**OBJECTIVE**: Without the pictures, give the entries below again exactly as written.

**WORKING DATA**:
- - -
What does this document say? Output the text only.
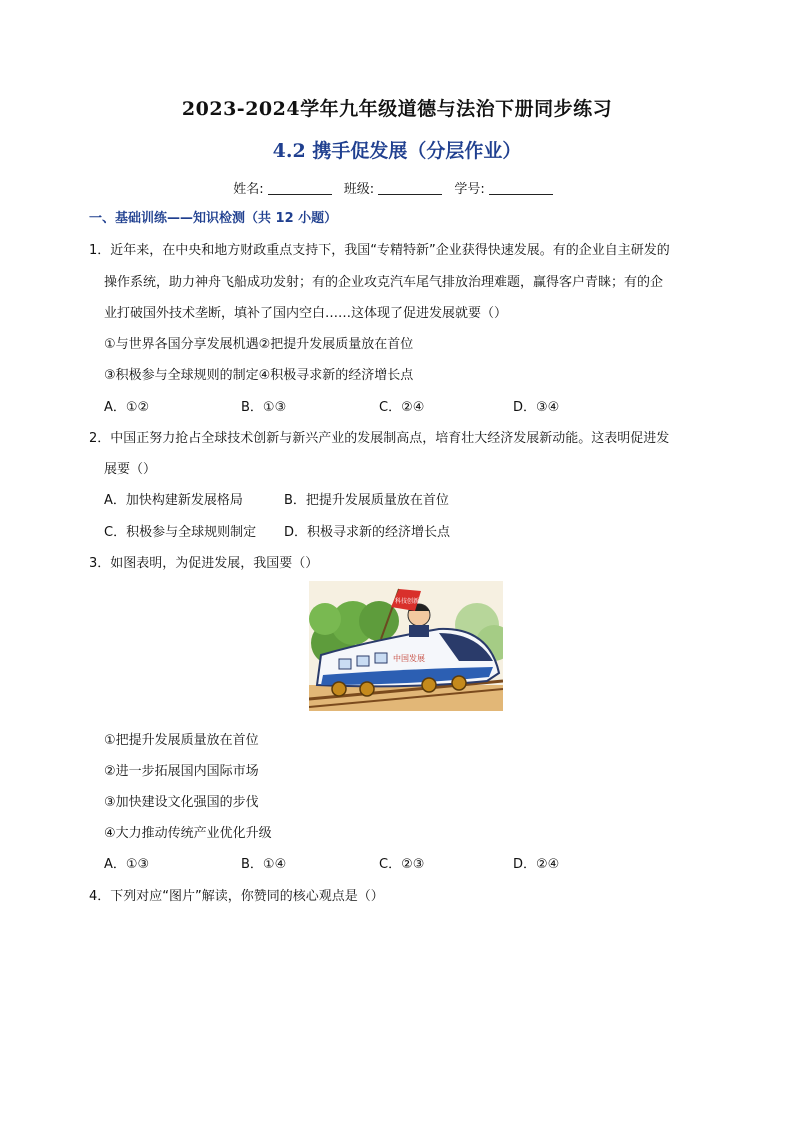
2023-2024学年九年级道德与法治下册同步练习
4.2 携手促发展（分层作业）
姓名:	班级:	学号:
一、基础训练——知识检测（共 12 小题）
1．近年来，在中央和地方财政重点支持下，我国“专精特新”企业获得快速发展。有的企业自主研发的
操作系统，助力神舟飞船成功发射；有的企业攻克汽车尾气排放治理难题，赢得客户青睐；有的企
业打破国外技术垄断，填补了国内空白……这体现了促进发展就要（）
①与世界各国分享发展机遇②把提升发展质量放在首位
③积极参与全球规则的制定④积极寻求新的经济增长点
A．①②	B．①③	C．②④	D．③④
2．中国正努力抢占全球技术创新与新兴产业的发展制高点，培育壮大经济发展新动能。这表明促进发
展要（）
A．加快构建新发展格局	B．把提升发展质量放在首位
C．积极参与全球规则制定 D．积极寻求新的经济增长点
3．如图表明，为促进发展，我国要（）
中国发展
科技创新
①把提升发展质量放在首位
②进一步拓展国内国际市场
③加快建设文化强国的步伐
④大力推动传统产业优化升级
A．①③	B．①④	C．②③	D．②④
4．下列对应“图片”解读，你赞同的核心观点是（）
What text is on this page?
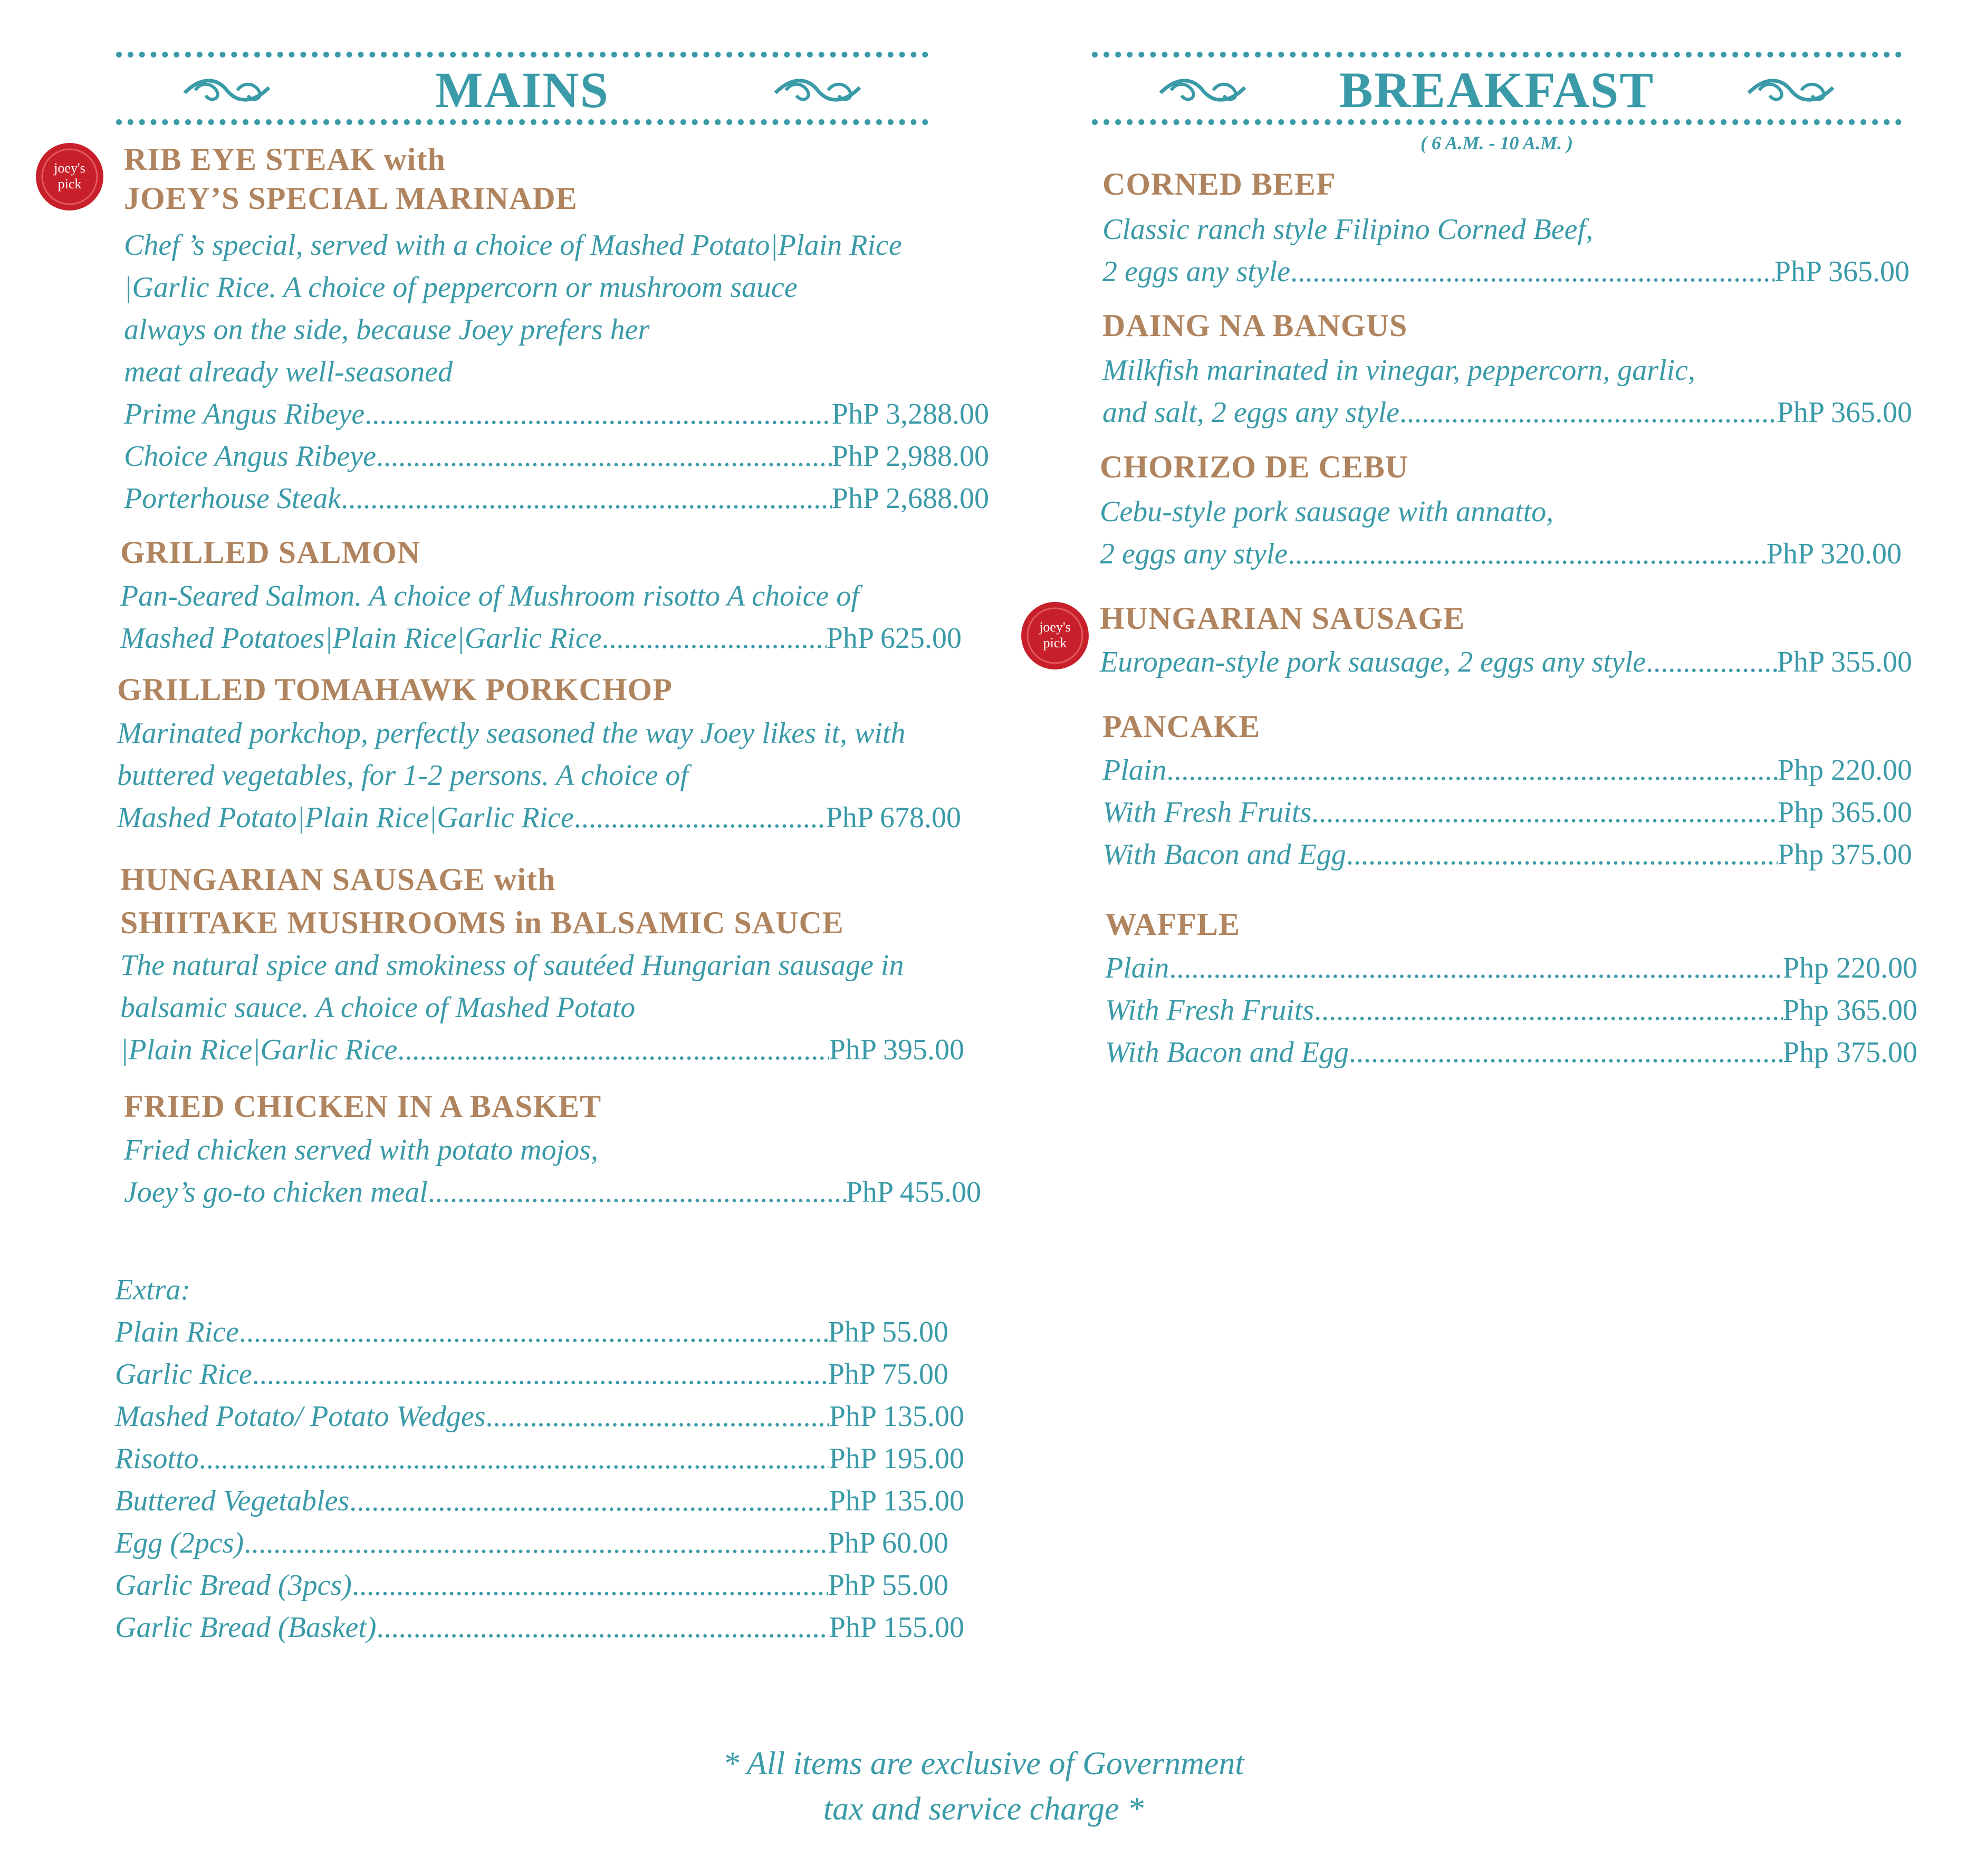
MAINS
joey's
pick
RIB EYE STEAK with
JOEY’S SPECIAL MARINADE
Chef ’s special, served with a choice of Mashed Potato|Plain Rice
|Garlic Rice. A choice of peppercorn or mushroom sauce
always on the side, because Joey prefers her
meat already well-seasoned
Prime Angus Ribeye .....	PhP 3,288.00
Choice Angus Ribeye .....	PhP 2,988.00
Porterhouse Steak .....	PhP 2,688.00
GRILLED SALMON
Pan-Seared Salmon. A choice of Mushroom risotto A choice of
Mashed Potatoes|Plain Rice|Garlic Rice .....	PhP 625.00
GRILLED TOMAHAWK PORKCHOP
Marinated porkchop, perfectly seasoned the way Joey likes it, with
buttered vegetables, for 1-2 persons. A choice of
Mashed Potato|Plain Rice|Garlic Rice .....	PhP 678.00
HUNGARIAN SAUSAGE with
SHIITAKE MUSHROOMS in BALSAMIC SAUCE
The natural spice and smokiness of sautéed Hungarian sausage in
balsamic sauce. A choice of Mashed Potato
|Plain Rice|Garlic Rice .....	PhP 395.00
FRIED CHICKEN IN A BASKET
Fried chicken served with potato mojos,
Joey’s go-to chicken meal .....	PhP 455.00
Extra:
Plain Rice .....	PhP 55.00
Garlic Rice .....	PhP 75.00
Mashed Potato/ Potato Wedges .....	PhP 135.00
Risotto .....	PhP 195.00
Buttered Vegetables .....	PhP 135.00
Egg (2pcs) .....	PhP 60.00
Garlic Bread (3pcs) .....	PhP 55.00
Garlic Bread (Basket) .....	PhP 155.00
BREAKFAST
( 6 A.M. - 10 A.M. )
CORNED BEEF
Classic ranch style Filipino Corned Beef,
2 eggs any style .....	PhP 365.00
DAING NA BANGUS
Milkfish marinated in vinegar, peppercorn, garlic,
and salt, 2 eggs any style .....	PhP 365.00
CHORIZO DE CEBU
Cebu-style pork sausage with annatto,
2 eggs any style .....	PhP 320.00
joey's
pick
HUNGARIAN SAUSAGE
European-style pork sausage, 2 eggs any style .....	PhP 355.00
PANCAKE
Plain .....	Php 220.00
With Fresh Fruits .....	Php 365.00
With Bacon and Egg .....	Php 375.00
WAFFLE
Plain .....	Php 220.00
With Fresh Fruits .....	Php 365.00
With Bacon and Egg .....	Php 375.00
* All items are exclusive of Government
tax and service charge *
- - -
**EXERCISE OUTPUT**:
What does this document say? Output the text only.
2023-2024学年九年级道德与法治下册同步练习
4.2 携手促发展（分层作业）
姓名:	班级:	学号:
一、基础训练——知识检测（共 12 小题）
1．近年来，在中央和地方财政重点支持下，我国“专精特新”企业获得快速发展。有的企业自主研发的
操作系统，助力神舟飞船成功发射；有的企业攻克汽车尾气排放治理难题，赢得客户青睐；有的企
业打破国外技术垄断，填补了国内空白……这体现了促进发展就要（）
①与世界各国分享发展机遇②把提升发展质量放在首位
③积极参与全球规则的制定④积极寻求新的经济增长点
A．①②	B．①③	C．②④	D．③④
2．中国正努力抢占全球技术创新与新兴产业的发展制高点，培育壮大经济发展新动能。这表明促进发
展要（）
A．加快构建新发展格局	B．把提升发展质量放在首位
C．积极参与全球规则制定 D．积极寻求新的经济增长点
3．如图表明，为促进发展，我国要（）
中国发展
科技创新
①把提升发展质量放在首位
②进一步拓展国内国际市场
③加快建设文化强国的步伐
④大力推动传统产业优化升级
A．①③	B．①④	C．②③	D．②④
4．下列对应“图片”解读，你赞同的核心观点是（）
What text is on this page?
MAINS
joey's
pick
RIB EYE STEAK with
JOEY’S SPECIAL MARINADE
Chef ’s special, served with a choice of Mashed Potato|Plain Rice
|Garlic Rice. A choice of peppercorn or mushroom sauce
always on the side, because Joey prefers her
meat already well-seasoned
Prime Angus Ribeye .....	PhP 3,288.00
Choice Angus Ribeye .....	PhP 2,988.00
Porterhouse Steak .....	PhP 2,688.00
GRILLED SALMON
Pan-Seared Salmon. A choice of Mushroom risotto A choice of
Mashed Potatoes|Plain Rice|Garlic Rice .....	PhP 625.00
GRILLED TOMAHAWK PORKCHOP
Marinated porkchop, perfectly seasoned the way Joey likes it, with
buttered vegetables, for 1-2 persons. A choice of
Mashed Potato|Plain Rice|Garlic Rice .....	PhP 678.00
HUNGARIAN SAUSAGE with
SHIITAKE MUSHROOMS in BALSAMIC SAUCE
The natural spice and smokiness of sautéed Hungarian sausage in
balsamic sauce. A choice of Mashed Potato
|Plain Rice|Garlic Rice .....	PhP 395.00
FRIED CHICKEN IN A BASKET
Fried chicken served with potato mojos,
Joey’s go-to chicken meal .....	PhP 455.00
Extra:
Plain Rice .....	PhP 55.00
Garlic Rice .....	PhP 75.00
Mashed Potato/ Potato Wedges .....	PhP 135.00
Risotto .....	PhP 195.00
Buttered Vegetables .....	PhP 135.00
Egg (2pcs) .....	PhP 60.00
Garlic Bread (3pcs) .....	PhP 55.00
Garlic Bread (Basket) .....	PhP 155.00
BREAKFAST
( 6 A.M. - 10 A.M. )
CORNED BEEF
Classic ranch style Filipino Corned Beef,
2 eggs any style .....	PhP 365.00
DAING NA BANGUS
Milkfish marinated in vinegar, peppercorn, garlic,
and salt, 2 eggs any style .....	PhP 365.00
CHORIZO DE CEBU
Cebu-style pork sausage with annatto,
2 eggs any style .....	PhP 320.00
joey's
pick
HUNGARIAN SAUSAGE
European-style pork sausage, 2 eggs any style .....	PhP 355.00
PANCAKE
Plain .....	Php 220.00
With Fresh Fruits .....	Php 365.00
With Bacon and Egg .....	Php 375.00
WAFFLE
Plain .....	Php 220.00
With Fresh Fruits .....	Php 365.00
With Bacon and Egg .....	Php 375.00
* All items are exclusive of Government
tax and service charge *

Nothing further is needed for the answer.